Stored dataset items
※ ※ ※

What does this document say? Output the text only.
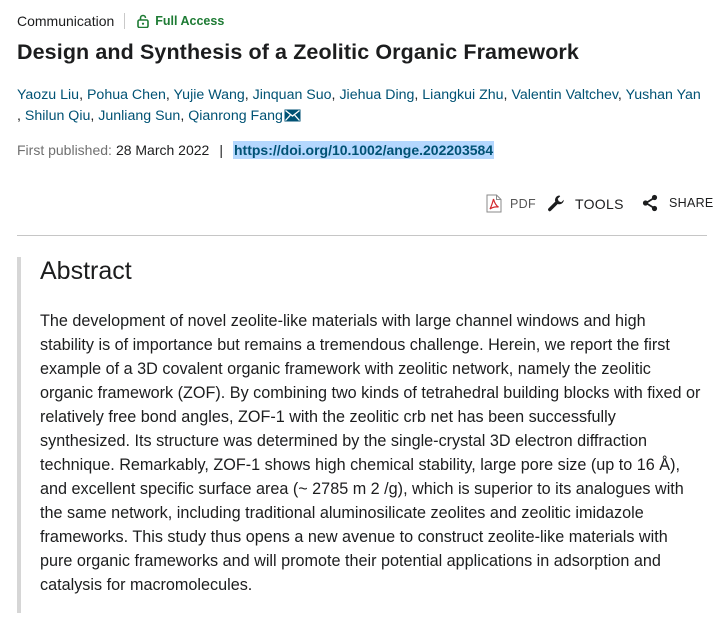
Communication	Full Access
Design and Synthesis of a Zeolitic Organic Framework
Yaozu Liu, Pohua Chen, Yujie Wang, Jinquan Suo, Jiehua Ding, Liangkui Zhu, Valentin Valtchev, Yushan Yan
, Shilun Qiu, Junliang Sun, Qianrong Fang
First published: 28 March 2022 | https://doi.org/10.1002/ange.202203584
PDF	TOOLS	SHARE
Abstract

The development of novel zeolite-like materials with large channel windows and high stability is of importance but remains a tremendous challenge. Herein, we report the first example of a 3D covalent organic framework with zeolitic network, namely the zeolitic organic framework (ZOF). By combining two kinds of tetrahedral building blocks with fixed or relatively free bond angles, ZOF-1 with the zeolitic crb net has been successfully synthesized. Its structure was determined by the single-crystal 3D electron diffraction technique. Remarkably, ZOF-1 shows high chemical stability, large pore size (up to 16 Å), and excellent specific surface area (~ 2785 m 2 /g), which is superior to its analogues with the same network, including traditional aluminosilicate zeolites and zeolitic imidazole frameworks. This study thus opens a new avenue to construct zeolite-like materials with pure organic frameworks and will promote their potential applications in adsorption and catalysis for macromolecules.
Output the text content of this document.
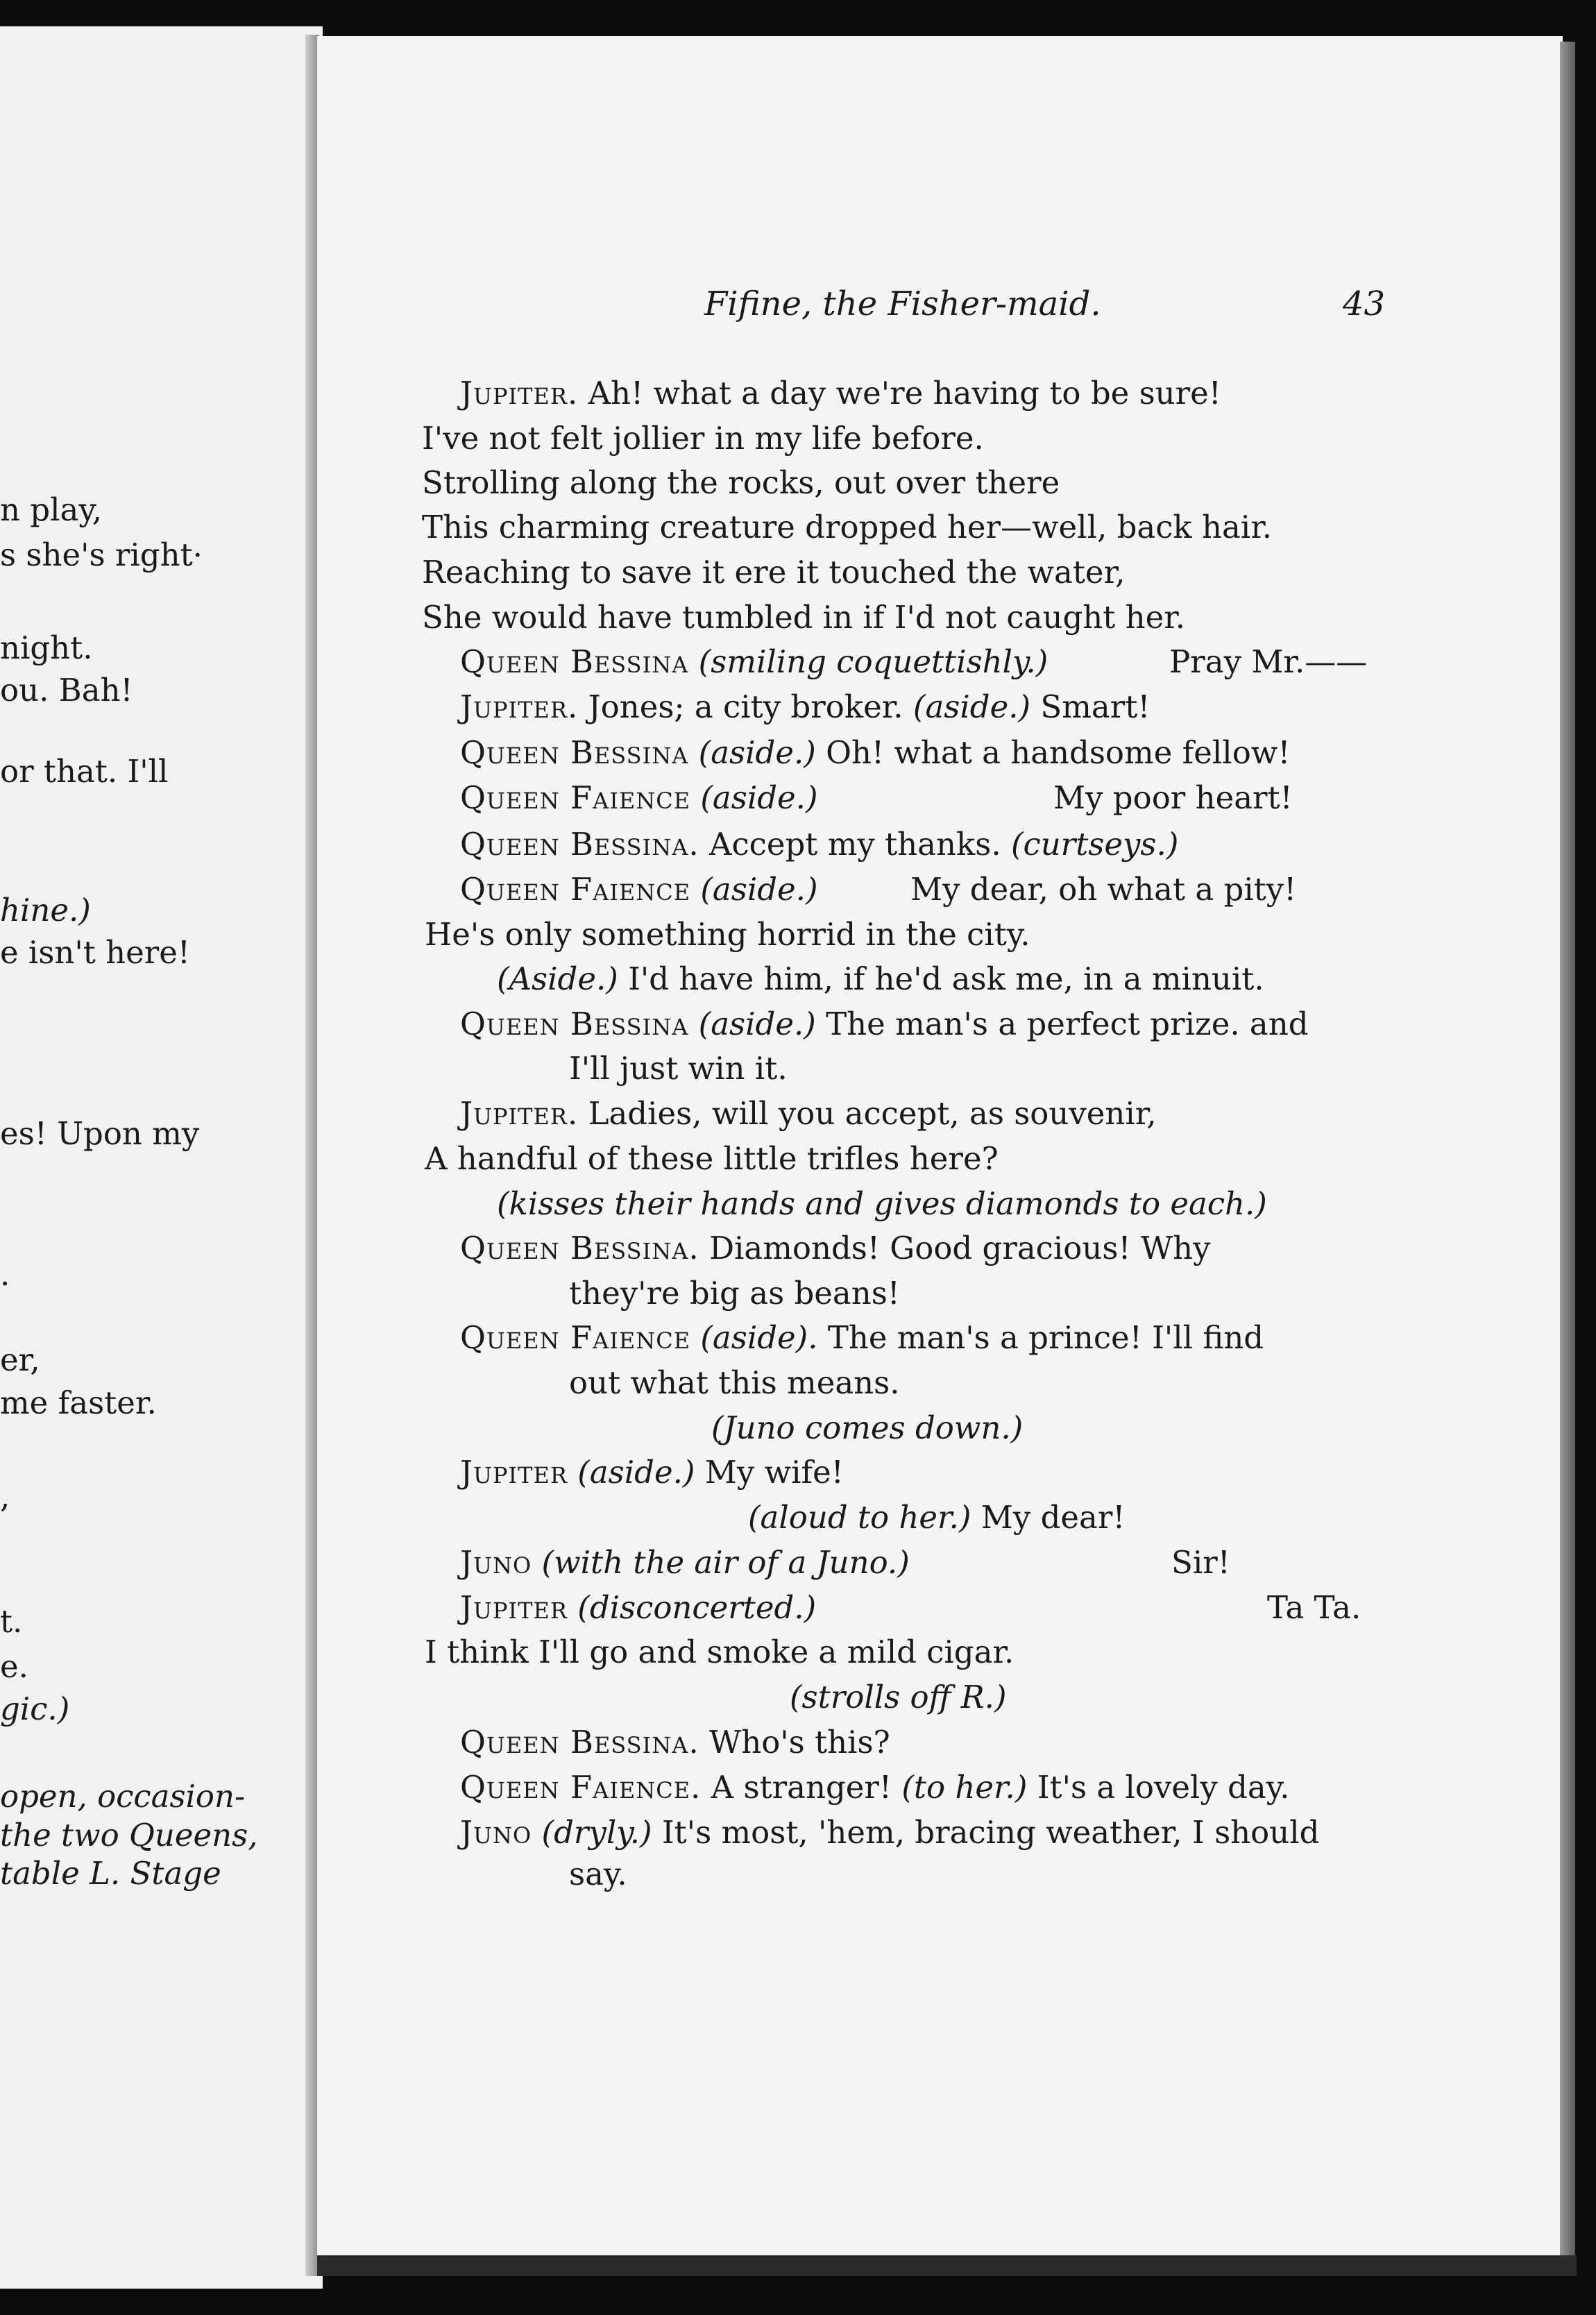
n play,
s she's right·
night.
ou. Bah!
or that. I'll
hine.)
e isn't here!
es! Upon my
.
er,
me faster.
,
t.
e.
gic.)
open, occasion-
the two Queens,
table L. Stage
Fifine, the Fisher-maid.	43
Jupiter. Ah! what a day we're having to be sure!
I've not felt jollier in my life before.
Strolling along the rocks, out over there
This charming creature dropped her—well, back hair.
Reaching to save it ere it touched the water,
She would have tumbled in if I'd not caught her.
Queen Bessina (smiling coquettishly.)	Pray Mr.——
Jupiter. Jones; a city broker. (aside.) Smart!
Queen Bessina (aside.) Oh! what a handsome fellow!
Queen Faience (aside.)	My poor heart!
Queen Bessina. Accept my thanks. (curtseys.)
Queen Faience (aside.)	My dear, oh what a pity!
He's only something horrid in the city.
(Aside.) I'd have him, if he'd ask me, in a minuit.
Queen Bessina (aside.) The man's a perfect prize. and
I'll just win it.
Jupiter. Ladies, will you accept, as souvenir,
A handful of these little trifles here?
(kisses their hands and gives diamonds to each.)
Queen Bessina. Diamonds! Good gracious! Why
they're big as beans!
Queen Faience (aside). The man's a prince! I'll find
out what this means.
(Juno comes down.)
Jupiter (aside.) My wife!
(aloud to her.) My dear!
Juno (with the air of a Juno.)	Sir!
Jupiter (disconcerted.)	Ta Ta.
I think I'll go and smoke a mild cigar.
(strolls off R.)
Queen Bessina. Who's this?
Queen Faience. A stranger! (to her.) It's a lovely day.
Juno (dryly.) It's most, 'hem, bracing weather, I should
say.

※ ※ ※

## Prompt
Extract all lines from the material above that include the word "only".

## Expected output
What does this document say? Output the text only.
He's only something horrid in the city.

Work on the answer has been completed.